#### [Given request]
Please reproduce the passage on shale-gas prices from "Victims of their" up to and including "would help too.", word for word.

#### [Text section]
Victims of their own success
Shale-gas drillers are struggling to cope with the cheap prices brought by their onslaught of supply
Production continues to outstrip demand, despite a jump in the use of gas in the power sector at the expense of coal. Prices remain low, with little sign of recovery. The US natural gas sector is struggling to maintain momentum.
In the short term, hot weather and a surge in power demand for air conditioning could be producers’ best hope.
But, in the longer term, they will be looking to a spate of new processing facilities based on cheap gas feedstock, scheduled to come on stream in the next couple of years, and the advent of US LNG exports to provide support for the market. Fast growth in the US economy would help too.
While US gas production continued to grow modestly over the past year, the short-term outlook is looking less rosy, with output from the main shale gas plays forecast to fall between June and July this year, according to the Energy Information Administration (EIA) (Table 1).
One of the leading indicators of the gas sector’s plight at present is the rise in gas held in storage, which the EIA estimates rose 42.9% in the year to 12 June, 2015, reaching 2,433bn cf.

Element and region listings:
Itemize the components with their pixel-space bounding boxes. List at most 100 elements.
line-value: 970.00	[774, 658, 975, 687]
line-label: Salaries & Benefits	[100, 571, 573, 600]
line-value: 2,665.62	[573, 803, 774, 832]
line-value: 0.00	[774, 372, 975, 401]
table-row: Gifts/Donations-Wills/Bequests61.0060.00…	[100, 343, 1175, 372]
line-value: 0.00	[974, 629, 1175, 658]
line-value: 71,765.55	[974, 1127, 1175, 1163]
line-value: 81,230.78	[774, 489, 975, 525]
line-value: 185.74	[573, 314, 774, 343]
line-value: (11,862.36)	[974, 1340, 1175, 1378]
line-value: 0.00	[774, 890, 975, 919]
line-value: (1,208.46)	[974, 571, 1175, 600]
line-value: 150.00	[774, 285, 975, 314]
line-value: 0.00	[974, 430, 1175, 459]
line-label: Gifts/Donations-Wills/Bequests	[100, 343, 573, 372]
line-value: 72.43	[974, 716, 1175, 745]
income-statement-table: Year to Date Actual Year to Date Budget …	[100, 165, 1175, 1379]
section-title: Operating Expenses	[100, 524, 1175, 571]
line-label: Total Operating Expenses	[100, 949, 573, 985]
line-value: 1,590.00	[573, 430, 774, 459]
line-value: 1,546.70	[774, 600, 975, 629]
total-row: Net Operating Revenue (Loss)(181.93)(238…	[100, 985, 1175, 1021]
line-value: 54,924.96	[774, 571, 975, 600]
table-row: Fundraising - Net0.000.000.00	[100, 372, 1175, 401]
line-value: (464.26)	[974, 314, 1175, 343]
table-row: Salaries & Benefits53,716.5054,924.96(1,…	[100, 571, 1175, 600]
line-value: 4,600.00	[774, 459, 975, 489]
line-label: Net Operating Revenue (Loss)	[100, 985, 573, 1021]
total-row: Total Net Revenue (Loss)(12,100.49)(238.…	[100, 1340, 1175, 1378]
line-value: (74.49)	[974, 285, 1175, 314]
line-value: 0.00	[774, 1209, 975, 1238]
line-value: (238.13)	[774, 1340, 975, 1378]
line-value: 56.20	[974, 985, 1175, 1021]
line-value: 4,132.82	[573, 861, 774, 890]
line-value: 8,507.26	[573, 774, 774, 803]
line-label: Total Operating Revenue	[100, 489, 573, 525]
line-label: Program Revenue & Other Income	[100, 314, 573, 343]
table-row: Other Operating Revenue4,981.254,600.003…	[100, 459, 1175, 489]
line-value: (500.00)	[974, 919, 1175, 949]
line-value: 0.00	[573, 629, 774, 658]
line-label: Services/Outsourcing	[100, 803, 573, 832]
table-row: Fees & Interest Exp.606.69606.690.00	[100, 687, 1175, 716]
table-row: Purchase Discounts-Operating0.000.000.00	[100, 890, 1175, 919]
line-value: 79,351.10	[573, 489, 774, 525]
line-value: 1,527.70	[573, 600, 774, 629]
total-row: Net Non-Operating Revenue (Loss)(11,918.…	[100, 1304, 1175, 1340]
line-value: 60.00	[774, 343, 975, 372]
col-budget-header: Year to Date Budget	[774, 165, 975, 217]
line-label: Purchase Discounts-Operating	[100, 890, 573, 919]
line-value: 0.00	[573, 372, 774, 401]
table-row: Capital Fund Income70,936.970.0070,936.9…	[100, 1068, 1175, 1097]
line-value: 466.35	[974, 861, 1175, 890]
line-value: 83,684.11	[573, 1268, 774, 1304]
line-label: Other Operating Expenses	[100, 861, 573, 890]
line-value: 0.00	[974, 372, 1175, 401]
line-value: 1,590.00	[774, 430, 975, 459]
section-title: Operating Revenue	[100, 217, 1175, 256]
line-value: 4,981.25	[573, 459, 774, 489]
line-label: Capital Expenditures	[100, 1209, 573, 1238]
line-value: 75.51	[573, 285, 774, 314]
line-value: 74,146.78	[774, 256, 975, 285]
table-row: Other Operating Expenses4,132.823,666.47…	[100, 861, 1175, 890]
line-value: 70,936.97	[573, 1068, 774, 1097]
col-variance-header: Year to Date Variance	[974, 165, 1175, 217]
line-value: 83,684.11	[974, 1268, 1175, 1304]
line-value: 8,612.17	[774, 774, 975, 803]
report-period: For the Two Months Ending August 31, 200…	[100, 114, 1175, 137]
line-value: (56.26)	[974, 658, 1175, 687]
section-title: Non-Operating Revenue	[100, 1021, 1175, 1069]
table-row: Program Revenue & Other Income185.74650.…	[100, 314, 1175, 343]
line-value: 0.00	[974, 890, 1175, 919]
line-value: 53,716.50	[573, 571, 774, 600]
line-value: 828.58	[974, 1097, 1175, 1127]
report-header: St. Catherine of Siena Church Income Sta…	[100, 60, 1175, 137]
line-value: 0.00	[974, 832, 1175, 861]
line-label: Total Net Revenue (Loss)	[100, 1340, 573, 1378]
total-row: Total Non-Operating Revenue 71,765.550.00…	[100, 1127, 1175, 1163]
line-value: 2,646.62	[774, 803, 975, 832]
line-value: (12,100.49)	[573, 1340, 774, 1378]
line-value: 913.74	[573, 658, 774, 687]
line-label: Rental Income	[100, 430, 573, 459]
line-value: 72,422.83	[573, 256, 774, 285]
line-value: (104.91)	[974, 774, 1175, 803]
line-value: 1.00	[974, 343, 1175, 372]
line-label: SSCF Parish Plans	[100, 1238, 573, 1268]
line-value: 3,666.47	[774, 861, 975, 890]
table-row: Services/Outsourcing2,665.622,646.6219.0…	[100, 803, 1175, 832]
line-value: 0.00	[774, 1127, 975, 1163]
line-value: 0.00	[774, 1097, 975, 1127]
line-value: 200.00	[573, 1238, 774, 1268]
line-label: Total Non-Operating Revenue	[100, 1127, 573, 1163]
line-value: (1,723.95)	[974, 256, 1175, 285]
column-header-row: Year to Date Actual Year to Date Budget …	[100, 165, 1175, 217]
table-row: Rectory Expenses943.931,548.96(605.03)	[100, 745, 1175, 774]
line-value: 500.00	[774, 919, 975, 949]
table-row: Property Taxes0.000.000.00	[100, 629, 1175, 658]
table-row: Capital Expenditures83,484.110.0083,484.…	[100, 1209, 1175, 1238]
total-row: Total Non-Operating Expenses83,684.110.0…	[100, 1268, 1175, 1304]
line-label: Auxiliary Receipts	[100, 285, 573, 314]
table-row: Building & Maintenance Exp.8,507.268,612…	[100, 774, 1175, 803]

--

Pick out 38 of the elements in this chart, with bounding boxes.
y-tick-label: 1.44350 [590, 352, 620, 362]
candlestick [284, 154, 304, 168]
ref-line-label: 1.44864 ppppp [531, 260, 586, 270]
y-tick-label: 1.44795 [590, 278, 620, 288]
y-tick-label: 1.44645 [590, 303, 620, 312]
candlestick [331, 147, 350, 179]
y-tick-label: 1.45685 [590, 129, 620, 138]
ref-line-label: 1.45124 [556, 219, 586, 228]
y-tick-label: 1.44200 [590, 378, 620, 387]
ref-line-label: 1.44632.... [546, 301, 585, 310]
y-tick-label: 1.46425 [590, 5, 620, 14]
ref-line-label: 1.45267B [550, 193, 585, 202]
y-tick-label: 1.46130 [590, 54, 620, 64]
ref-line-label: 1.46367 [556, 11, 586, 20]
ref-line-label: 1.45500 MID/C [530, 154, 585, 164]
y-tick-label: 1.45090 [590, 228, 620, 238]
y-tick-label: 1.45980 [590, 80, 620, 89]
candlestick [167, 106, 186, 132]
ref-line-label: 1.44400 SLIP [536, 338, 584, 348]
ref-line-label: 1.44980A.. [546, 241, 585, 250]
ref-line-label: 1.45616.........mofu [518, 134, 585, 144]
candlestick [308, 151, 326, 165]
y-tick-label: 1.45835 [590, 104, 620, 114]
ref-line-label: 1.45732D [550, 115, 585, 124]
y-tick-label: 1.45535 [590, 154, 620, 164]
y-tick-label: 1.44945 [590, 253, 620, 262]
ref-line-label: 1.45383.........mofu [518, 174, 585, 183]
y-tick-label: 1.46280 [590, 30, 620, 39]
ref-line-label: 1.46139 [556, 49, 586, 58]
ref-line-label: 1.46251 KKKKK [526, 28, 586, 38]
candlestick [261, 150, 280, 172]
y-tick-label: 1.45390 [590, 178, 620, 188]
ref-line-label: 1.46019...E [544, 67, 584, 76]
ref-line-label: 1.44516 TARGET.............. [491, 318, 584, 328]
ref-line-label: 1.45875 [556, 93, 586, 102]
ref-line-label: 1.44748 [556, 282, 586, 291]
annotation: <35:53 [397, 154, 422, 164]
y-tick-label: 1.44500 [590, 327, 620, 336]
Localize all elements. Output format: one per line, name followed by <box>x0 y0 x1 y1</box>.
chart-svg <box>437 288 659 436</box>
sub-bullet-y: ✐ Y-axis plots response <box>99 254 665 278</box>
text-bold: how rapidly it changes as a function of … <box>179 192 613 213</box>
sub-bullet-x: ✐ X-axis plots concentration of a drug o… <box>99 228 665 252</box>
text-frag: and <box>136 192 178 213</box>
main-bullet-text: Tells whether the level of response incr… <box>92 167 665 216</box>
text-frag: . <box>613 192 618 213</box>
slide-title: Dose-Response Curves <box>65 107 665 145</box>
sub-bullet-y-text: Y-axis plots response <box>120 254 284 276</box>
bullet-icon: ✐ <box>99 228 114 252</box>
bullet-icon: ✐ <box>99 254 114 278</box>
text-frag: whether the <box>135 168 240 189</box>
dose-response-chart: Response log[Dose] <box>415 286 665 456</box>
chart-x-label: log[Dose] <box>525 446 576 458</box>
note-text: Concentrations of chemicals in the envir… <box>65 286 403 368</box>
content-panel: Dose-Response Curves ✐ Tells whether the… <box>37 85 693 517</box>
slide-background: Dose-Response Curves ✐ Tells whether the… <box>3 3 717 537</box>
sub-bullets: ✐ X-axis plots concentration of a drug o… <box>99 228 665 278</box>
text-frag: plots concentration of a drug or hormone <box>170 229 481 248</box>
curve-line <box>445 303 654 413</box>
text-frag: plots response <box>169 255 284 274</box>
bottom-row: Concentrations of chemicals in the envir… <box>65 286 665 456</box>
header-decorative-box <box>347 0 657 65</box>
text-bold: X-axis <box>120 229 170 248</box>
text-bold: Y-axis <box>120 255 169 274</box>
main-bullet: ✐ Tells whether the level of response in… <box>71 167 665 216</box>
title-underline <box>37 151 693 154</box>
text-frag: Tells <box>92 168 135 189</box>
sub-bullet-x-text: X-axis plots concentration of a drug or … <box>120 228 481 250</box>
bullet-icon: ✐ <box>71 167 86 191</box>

#### [Output]
Victims of their own success
Shale-gas drillers are struggling to cope with the cheap prices brought by their onslaught of supply
Production continues to outstrip demand, despite a jump in the use of gas in the power sector at the expense of coal. Prices remain low, with little sign of recovery. The US natural gas sector is struggling to maintain momentum.
In the short term, hot weather and a surge in power demand for air conditioning could be producers’ best hope.
But, in the longer term, they will be looking to a spate of new processing facilities based on cheap gas feedstock, scheduled to come on stream in the next couple of years, and the advent of US LNG exports to provide support for the market. Fast growth in the US economy would help too.